Short exercise: Tally the lines of the data that include the word "FILL" and state the total, nothing else.

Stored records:

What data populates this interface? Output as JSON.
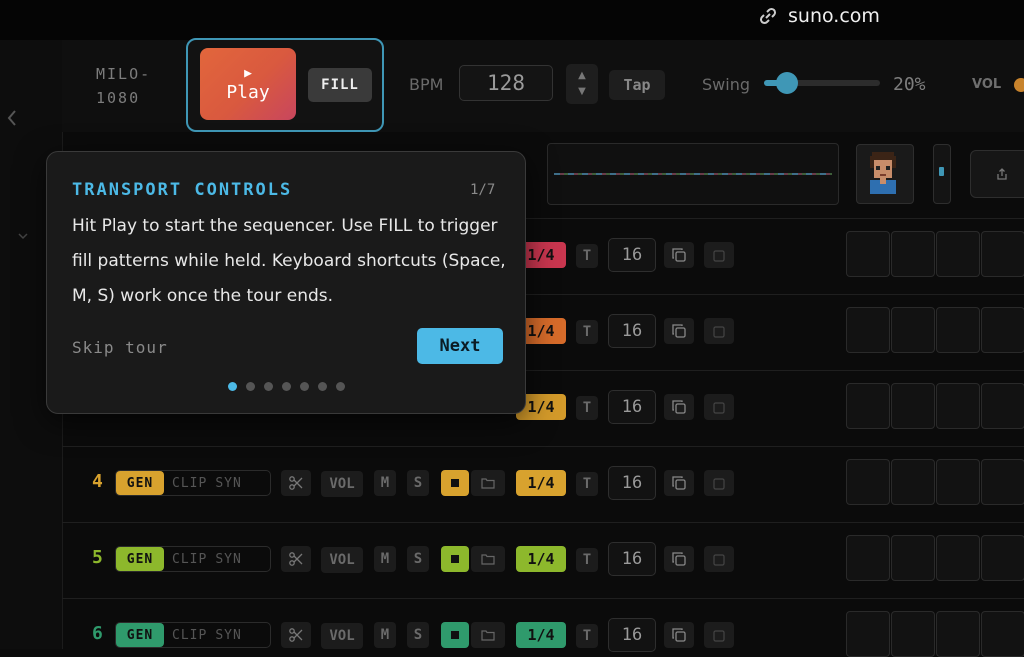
{
  "browser": {
    "url": "suno.com"
  },
  "header": {
    "model_line1": "MILO-",
    "model_line2": "1080",
    "play_icon": "play-icon",
    "play_label": "Play",
    "fill_label": "FILL",
    "bpm_label": "BPM",
    "bpm_value": "128",
    "tap_label": "Tap",
    "swing_label": "Swing",
    "swing_value": "20%",
    "swing_level": 0.2,
    "vol_label": "VOL"
  },
  "tour": {
    "title": "TRANSPORT CONTROLS",
    "step": "1/7",
    "body": "Hit Play to start the sequencer. Use FILL to trigger fill patterns while held. Keyboard shortcuts (Space, M, S) work once the tour ends.",
    "skip_label": "Skip tour",
    "next_label": "Next",
    "total_steps": 7,
    "current_step": 1
  },
  "rows": [
    {
      "number": "",
      "color": "#c9364f",
      "division": "1/4",
      "t_label": "T",
      "steps": "16"
    },
    {
      "number": "",
      "color": "#d66b2a",
      "division": "1/4",
      "t_label": "T",
      "steps": "16"
    },
    {
      "number": "",
      "color": "#d39a2a",
      "division": "1/4",
      "t_label": "T",
      "steps": "16"
    },
    {
      "number": "4",
      "color": "#d8a22e",
      "gen": "GEN",
      "clip": "CLIP",
      "syn": "SYN",
      "vol": "VOL",
      "m": "M",
      "s": "S",
      "division": "1/4",
      "t_label": "T",
      "steps": "16"
    },
    {
      "number": "5",
      "color": "#8db82c",
      "gen": "GEN",
      "clip": "CLIP",
      "syn": "SYN",
      "vol": "VOL",
      "m": "M",
      "s": "S",
      "division": "1/4",
      "t_label": "T",
      "steps": "16"
    },
    {
      "number": "6",
      "color": "#2f9a6c",
      "gen": "GEN",
      "clip": "CLIP",
      "syn": "SYN",
      "vol": "VOL",
      "m": "M",
      "s": "S",
      "division": "1/4",
      "t_label": "T",
      "steps": "16"
    }
  ]
}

Solved problem: 2